TASK GOAL: The entries below should be transcribed in their entirety, exactly as written.

Recorded data
* * * * * * * * *

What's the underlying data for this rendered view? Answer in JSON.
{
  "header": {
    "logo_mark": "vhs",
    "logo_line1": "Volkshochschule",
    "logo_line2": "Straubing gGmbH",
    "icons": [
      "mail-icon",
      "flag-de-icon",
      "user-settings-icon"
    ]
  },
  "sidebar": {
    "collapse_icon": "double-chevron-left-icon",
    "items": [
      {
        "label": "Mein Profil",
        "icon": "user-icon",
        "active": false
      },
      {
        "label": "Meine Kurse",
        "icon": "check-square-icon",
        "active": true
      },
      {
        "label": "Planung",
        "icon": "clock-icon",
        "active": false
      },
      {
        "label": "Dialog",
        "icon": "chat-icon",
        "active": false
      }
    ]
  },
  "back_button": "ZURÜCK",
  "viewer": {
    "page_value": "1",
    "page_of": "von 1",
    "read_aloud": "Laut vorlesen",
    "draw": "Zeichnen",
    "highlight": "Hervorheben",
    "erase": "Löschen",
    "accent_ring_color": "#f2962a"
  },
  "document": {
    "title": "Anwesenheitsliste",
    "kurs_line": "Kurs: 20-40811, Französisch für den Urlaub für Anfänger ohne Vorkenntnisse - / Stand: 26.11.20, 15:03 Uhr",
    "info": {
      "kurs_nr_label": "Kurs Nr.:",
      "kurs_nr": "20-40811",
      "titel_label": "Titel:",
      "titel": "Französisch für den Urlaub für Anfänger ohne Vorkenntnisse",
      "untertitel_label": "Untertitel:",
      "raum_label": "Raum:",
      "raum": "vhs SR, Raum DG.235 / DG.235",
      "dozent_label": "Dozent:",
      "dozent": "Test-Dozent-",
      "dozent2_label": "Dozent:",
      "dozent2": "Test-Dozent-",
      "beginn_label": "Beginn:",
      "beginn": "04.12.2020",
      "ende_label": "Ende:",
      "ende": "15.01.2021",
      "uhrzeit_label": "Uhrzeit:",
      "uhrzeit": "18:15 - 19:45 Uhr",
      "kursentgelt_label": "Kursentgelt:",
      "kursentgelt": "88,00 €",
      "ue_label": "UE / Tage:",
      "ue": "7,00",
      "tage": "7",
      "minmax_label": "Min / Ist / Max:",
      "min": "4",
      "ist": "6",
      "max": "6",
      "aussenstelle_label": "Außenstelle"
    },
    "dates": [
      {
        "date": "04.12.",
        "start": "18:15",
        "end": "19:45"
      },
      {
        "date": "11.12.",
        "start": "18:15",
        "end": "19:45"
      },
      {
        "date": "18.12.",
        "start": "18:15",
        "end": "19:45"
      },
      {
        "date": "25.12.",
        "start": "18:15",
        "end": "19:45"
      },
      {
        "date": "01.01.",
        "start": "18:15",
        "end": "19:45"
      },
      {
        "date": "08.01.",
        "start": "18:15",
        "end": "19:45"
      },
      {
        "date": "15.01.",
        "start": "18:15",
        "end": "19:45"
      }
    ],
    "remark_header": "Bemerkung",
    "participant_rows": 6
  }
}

* * * * * * * * *

WRITTEN REPLY:
What's the underlying data for this rendered view? Answer in JSON.
{
  "header": {
    "logo_mark": "vhs",
    "logo_line1": "Volkshochschule",
    "logo_line2": "Straubing gGmbH",
    "icons": [
      "mail-icon",
      "flag-de-icon",
      "user-settings-icon"
    ]
  },
  "sidebar": {
    "collapse_icon": "double-chevron-left-icon",
    "items": [
      {
        "label": "Mein Profil",
        "icon": "user-icon",
        "active": false
      },
      {
        "label": "Meine Kurse",
        "icon": "check-square-icon",
        "active": true
      },
      {
        "label": "Planung",
        "icon": "clock-icon",
        "active": false
      },
      {
        "label": "Dialog",
        "icon": "chat-icon",
        "active": false
      }
    ]
  },
  "back_button": "ZURÜCK",
  "viewer": {
    "page_value": "1",
    "page_of": "von 1",
    "read_aloud": "Laut vorlesen",
    "draw": "Zeichnen",
    "highlight": "Hervorheben",
    "erase": "Löschen",
    "accent_ring_color": "#f2962a"
  },
  "document": {
    "title": "Anwesenheitsliste",
    "kurs_line": "Kurs: 20-40811, Französisch für den Urlaub für Anfänger ohne Vorkenntnisse - / Stand: 26.11.20, 15:03 Uhr",
    "info": {
      "kurs_nr_label": "Kurs Nr.:",
      "kurs_nr": "20-40811",
      "titel_label": "Titel:",
      "titel": "Französisch für den Urlaub für Anfänger ohne Vorkenntnisse",
      "untertitel_label": "Untertitel:",
      "raum_label": "Raum:",
      "raum": "vhs SR, Raum DG.235 / DG.235",
      "dozent_label": "Dozent:",
      "dozent": "Test-Dozent-",
      "dozent2_label": "Dozent:",
      "dozent2": "Test-Dozent-",
      "beginn_label": "Beginn:",
      "beginn": "04.12.2020",
      "ende_label": "Ende:",
      "ende": "15.01.2021",
      "uhrzeit_label": "Uhrzeit:",
      "uhrzeit": "18:15 - 19:45 Uhr",
      "kursentgelt_label": "Kursentgelt:",
      "kursentgelt": "88,00 €",
      "ue_label": "UE / Tage:",
      "ue": "7,00",
      "tage": "7",
      "minmax_label": "Min / Ist / Max:",
      "min": "4",
      "ist": "6",
      "max": "6",
      "aussenstelle_label": "Außenstelle"
    },
    "dates": [
      {
        "date": "04.12.",
        "start": "18:15",
        "end": "19:45"
      },
      {
        "date": "11.12.",
        "start": "18:15",
        "end": "19:45"
      },
      {
        "date": "18.12.",
        "start": "18:15",
        "end": "19:45"
      },
      {
        "date": "25.12.",
        "start": "18:15",
        "end": "19:45"
      },
      {
        "date": "01.01.",
        "start": "18:15",
        "end": "19:45"
      },
      {
        "date": "08.01.",
        "start": "18:15",
        "end": "19:45"
      },
      {
        "date": "15.01.",
        "start": "18:15",
        "end": "19:45"
      }
    ],
    "remark_header": "Bemerkung",
    "participant_rows": 6
  }
}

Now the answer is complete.